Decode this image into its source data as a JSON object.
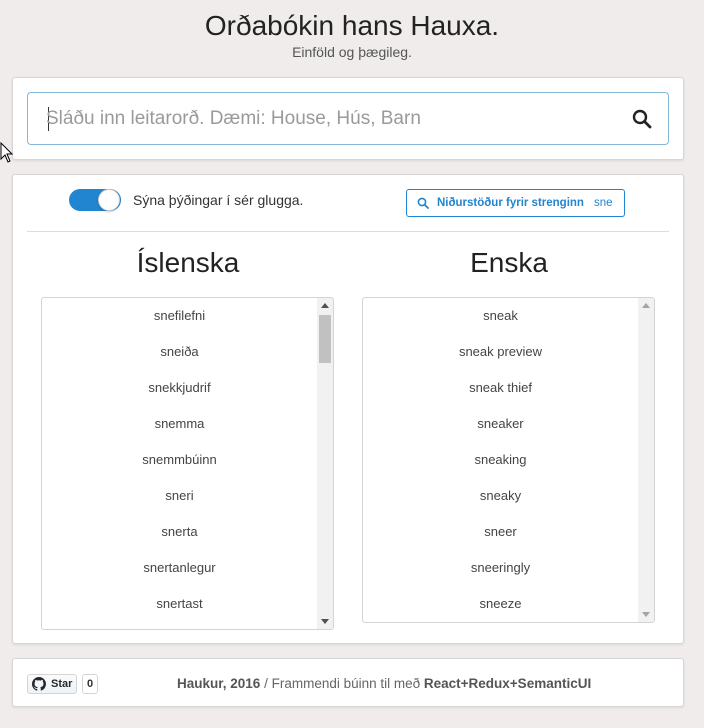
{
  "header": {
    "title": "Orðabókin hans Hauxa.",
    "subtitle": "Einföld og þægileg."
  },
  "search": {
    "placeholder": "Sláðu inn leitarorð. Dæmi: House, Hús, Barn",
    "value": "",
    "icon": "search-icon"
  },
  "options": {
    "toggle_label": "Sýna þýðingar í sér glugga.",
    "toggle_on": true,
    "results_label": "Niðurstöður fyrir strenginn",
    "results_term": "sne"
  },
  "columns": {
    "icelandic": {
      "heading": "Íslenska",
      "items": [
        "snefilefni",
        "sneiða",
        "snekkjudrif",
        "snemma",
        "snemmbúinn",
        "sneri",
        "snerta",
        "snertanlegur",
        "snertast"
      ]
    },
    "english": {
      "heading": "Enska",
      "items": [
        "sneak",
        "sneak preview",
        "sneak thief",
        "sneaker",
        "sneaking",
        "sneaky",
        "sneer",
        "sneeringly",
        "sneeze"
      ]
    }
  },
  "footer": {
    "star_label": "Star",
    "star_count": "0",
    "author": "Haukur, 2016",
    "separator": " / ",
    "text": "Frammendi búinn til með ",
    "stack": "React+Redux+SemanticUI"
  },
  "colors": {
    "accent": "#2185d0",
    "background": "#efeceb",
    "search_border": "#85b7d9"
  }
}
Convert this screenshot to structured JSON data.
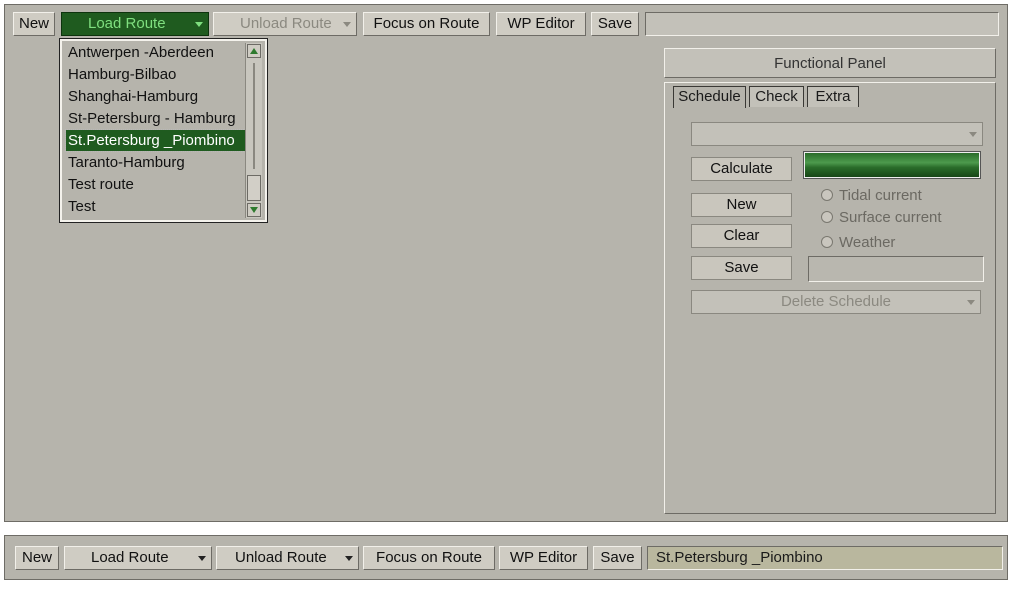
{
  "toolbar_top": {
    "new_label": "New",
    "load_route_label": "Load Route",
    "unload_route_label": "Unload Route",
    "focus_label": "Focus on Route",
    "wp_editor_label": "WP Editor",
    "save_label": "Save",
    "route_field_value": ""
  },
  "route_list": {
    "items": [
      "Antwerpen -Aberdeen",
      "Hamburg-Bilbao",
      "Shanghai-Hamburg",
      "St-Petersburg - Hamburg",
      "St.Petersburg _Piombino",
      "Taranto-Hamburg",
      "Test route",
      "Test"
    ],
    "selected_index": 4
  },
  "functional_panel": {
    "title": "Functional Panel",
    "tabs": [
      "Schedule",
      "Check",
      "Extra"
    ],
    "active_tab": "Schedule",
    "schedule_select_value": "",
    "calculate_label": "Calculate",
    "new_label": "New",
    "clear_label": "Clear",
    "save_label": "Save",
    "save_field_value": "",
    "progress_fraction": 1.0,
    "radio_options": [
      "Tidal current",
      "Surface current",
      "Weather"
    ],
    "delete_schedule_label": "Delete Schedule"
  },
  "toolbar_bottom": {
    "new_label": "New",
    "load_route_label": "Load Route",
    "unload_route_label": "Unload Route",
    "focus_label": "Focus on Route",
    "wp_editor_label": "WP Editor",
    "save_label": "Save",
    "route_field_value": "St.Petersburg _Piombino"
  },
  "colors": {
    "panel_bg": "#b6b4ac",
    "accent_green": "#1f5b1f",
    "progress_green": "#3f8a3f"
  }
}
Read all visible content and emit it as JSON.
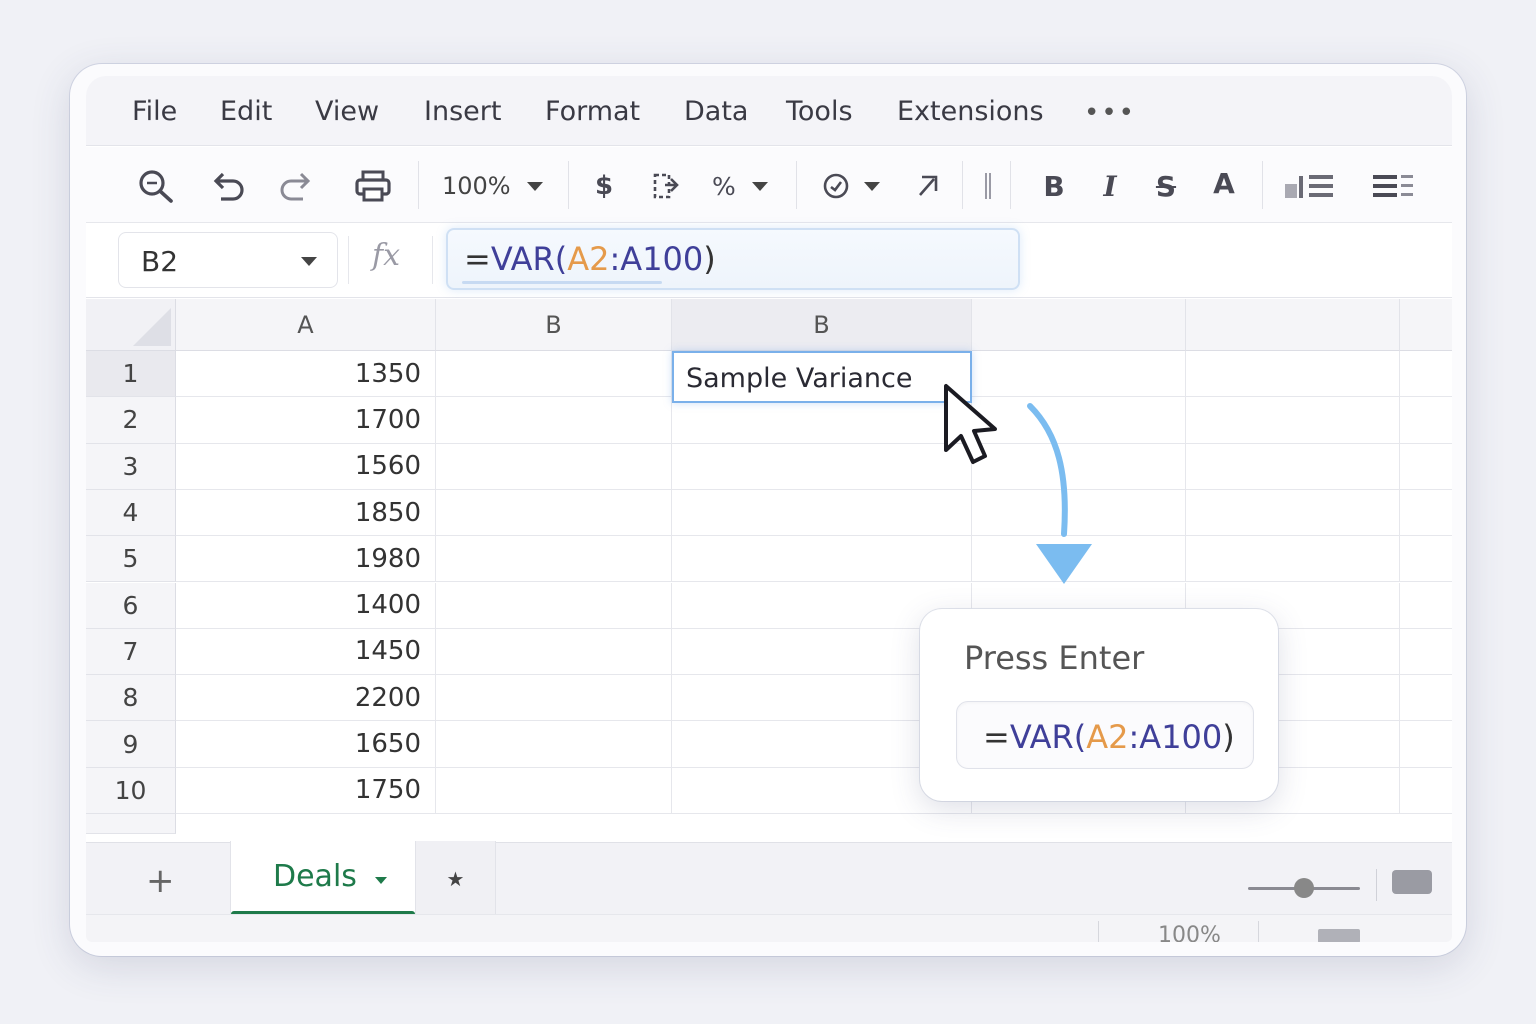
{
  "menu": [
    "File",
    "Edit",
    "View",
    "Insert",
    "Format",
    "Data",
    "Tools",
    "Extensions"
  ],
  "menu_more": "•••",
  "toolbar": {
    "zoom": "100%",
    "currency": "$",
    "percent": "%",
    "bold": "B",
    "italic": "I",
    "strike": "S",
    "text_color": "A",
    "icons": [
      "search-icon",
      "undo-icon",
      "redo-icon",
      "print-icon",
      "currency-icon",
      "format-icon",
      "percent-icon",
      "clock-icon",
      "link-arrow-icon",
      "divider-icon",
      "bold-icon",
      "italic-icon",
      "strikethrough-icon",
      "text-color-icon",
      "chart-icon",
      "align-icon"
    ]
  },
  "formula_bar": {
    "name_box": "B2",
    "fx": "fx",
    "formula": {
      "eq": "=",
      "fn": "VAR(",
      "ref1": "A2",
      "colon": ":",
      "ref2": "A100",
      "close": ")"
    }
  },
  "columns": [
    "A",
    "B",
    "B"
  ],
  "rows": [
    {
      "num": "1",
      "a": "1350"
    },
    {
      "num": "2",
      "a": "1700"
    },
    {
      "num": "3",
      "a": "1560"
    },
    {
      "num": "4",
      "a": "1850"
    },
    {
      "num": "5",
      "a": "1980"
    },
    {
      "num": "6",
      "a": "1400"
    },
    {
      "num": "7",
      "a": "1450"
    },
    {
      "num": "8",
      "a": "2200"
    },
    {
      "num": "9",
      "a": "1650"
    },
    {
      "num": "10",
      "a": "1750"
    }
  ],
  "selected_cell_text": "Sample Variance",
  "hint_card": {
    "title": "Press Enter",
    "formula": {
      "eq": "=",
      "fn": "VAR(",
      "ref1": "A2",
      "colon": ":",
      "ref2": "A100",
      "close": ")"
    }
  },
  "sheet_tabs": {
    "add": "+",
    "active": "Deals",
    "extra": "★"
  },
  "status": {
    "zoom": "100%"
  },
  "colors": {
    "accent_green": "#1e7a4a",
    "ref_orange": "#e59a4a",
    "fn_blue": "#3f3f99",
    "selection_blue": "#7ab0ea"
  }
}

----------------------------------------

◆ **Written problem**: Leave every image out, and retype the material exactly.

◆ **Task solution**:
Decode this image into its source data as a JSON object.
{
  "header": {
    "title": "Orðabókin hans Hauxa.",
    "subtitle": "Einföld og þægileg."
  },
  "search": {
    "placeholder": "Sláðu inn leitarorð. Dæmi: House, Hús, Barn",
    "value": "",
    "icon": "search-icon"
  },
  "options": {
    "toggle_label": "Sýna þýðingar í sér glugga.",
    "toggle_on": true,
    "results_label": "Niðurstöður fyrir strenginn",
    "results_term": "sne"
  },
  "columns": {
    "icelandic": {
      "heading": "Íslenska",
      "items": [
        "snefilefni",
        "sneiða",
        "snekkjudrif",
        "snemma",
        "snemmbúinn",
        "sneri",
        "snerta",
        "snertanlegur",
        "snertast"
      ]
    },
    "english": {
      "heading": "Enska",
      "items": [
        "sneak",
        "sneak preview",
        "sneak thief",
        "sneaker",
        "sneaking",
        "sneaky",
        "sneer",
        "sneeringly",
        "sneeze"
      ]
    }
  },
  "footer": {
    "star_label": "Star",
    "star_count": "0",
    "author": "Haukur, 2016",
    "separator": " / ",
    "text": "Frammendi búinn til með ",
    "stack": "React+Redux+SemanticUI"
  },
  "colors": {
    "accent": "#2185d0",
    "background": "#efeceb",
    "search_border": "#85b7d9"
  }
}
Convert this screenshot to structured JSON data.
{
  "toolbar_top": {
    "new_label": "New",
    "load_route_label": "Load Route",
    "unload_route_label": "Unload Route",
    "focus_label": "Focus on Route",
    "wp_editor_label": "WP Editor",
    "save_label": "Save",
    "route_field_value": ""
  },
  "route_list": {
    "items": [
      "Antwerpen -Aberdeen",
      "Hamburg-Bilbao",
      "Shanghai-Hamburg",
      "St-Petersburg - Hamburg",
      "St.Petersburg _Piombino",
      "Taranto-Hamburg",
      "Test route",
      "Test"
    ],
    "selected_index": 4
  },
  "functional_panel": {
    "title": "Functional Panel",
    "tabs": [
      "Schedule",
      "Check",
      "Extra"
    ],
    "active_tab": "Schedule",
    "schedule_select_value": "",
    "calculate_label": "Calculate",
    "new_label": "New",
    "clear_label": "Clear",
    "save_label": "Save",
    "save_field_value": "",
    "progress_fraction": 1.0,
    "radio_options": [
      "Tidal current",
      "Surface current",
      "Weather"
    ],
    "delete_schedule_label": "Delete Schedule"
  },
  "toolbar_bottom": {
    "new_label": "New",
    "load_route_label": "Load Route",
    "unload_route_label": "Unload Route",
    "focus_label": "Focus on Route",
    "wp_editor_label": "WP Editor",
    "save_label": "Save",
    "route_field_value": "St.Petersburg _Piombino"
  },
  "colors": {
    "panel_bg": "#b6b4ac",
    "accent_green": "#1f5b1f",
    "progress_green": "#3f8a3f"
  }
}
Read all visible content and emit it as JSON.
{
  "menu": [
    "File",
    "Edit",
    "View",
    "Insert",
    "Format",
    "Data",
    "Tools",
    "Extensions"
  ],
  "menu_more": "•••",
  "toolbar": {
    "zoom": "100%",
    "currency": "$",
    "percent": "%",
    "bold": "B",
    "italic": "I",
    "strike": "S",
    "text_color": "A",
    "icons": [
      "search-icon",
      "undo-icon",
      "redo-icon",
      "print-icon",
      "currency-icon",
      "format-icon",
      "percent-icon",
      "clock-icon",
      "link-arrow-icon",
      "divider-icon",
      "bold-icon",
      "italic-icon",
      "strikethrough-icon",
      "text-color-icon",
      "chart-icon",
      "align-icon"
    ]
  },
  "formula_bar": {
    "name_box": "B2",
    "fx": "fx",
    "formula": {
      "eq": "=",
      "fn": "VAR(",
      "ref1": "A2",
      "colon": ":",
      "ref2": "A100",
      "close": ")"
    }
  },
  "columns": [
    "A",
    "B",
    "B"
  ],
  "rows": [
    {
      "num": "1",
      "a": "1350"
    },
    {
      "num": "2",
      "a": "1700"
    },
    {
      "num": "3",
      "a": "1560"
    },
    {
      "num": "4",
      "a": "1850"
    },
    {
      "num": "5",
      "a": "1980"
    },
    {
      "num": "6",
      "a": "1400"
    },
    {
      "num": "7",
      "a": "1450"
    },
    {
      "num": "8",
      "a": "2200"
    },
    {
      "num": "9",
      "a": "1650"
    },
    {
      "num": "10",
      "a": "1750"
    }
  ],
  "selected_cell_text": "Sample Variance",
  "hint_card": {
    "title": "Press Enter",
    "formula": {
      "eq": "=",
      "fn": "VAR(",
      "ref1": "A2",
      "colon": ":",
      "ref2": "A100",
      "close": ")"
    }
  },
  "sheet_tabs": {
    "add": "+",
    "active": "Deals",
    "extra": "★"
  },
  "status": {
    "zoom": "100%"
  },
  "colors": {
    "accent_green": "#1e7a4a",
    "ref_orange": "#e59a4a",
    "fn_blue": "#3f3f99",
    "selection_blue": "#7ab0ea"
  }
}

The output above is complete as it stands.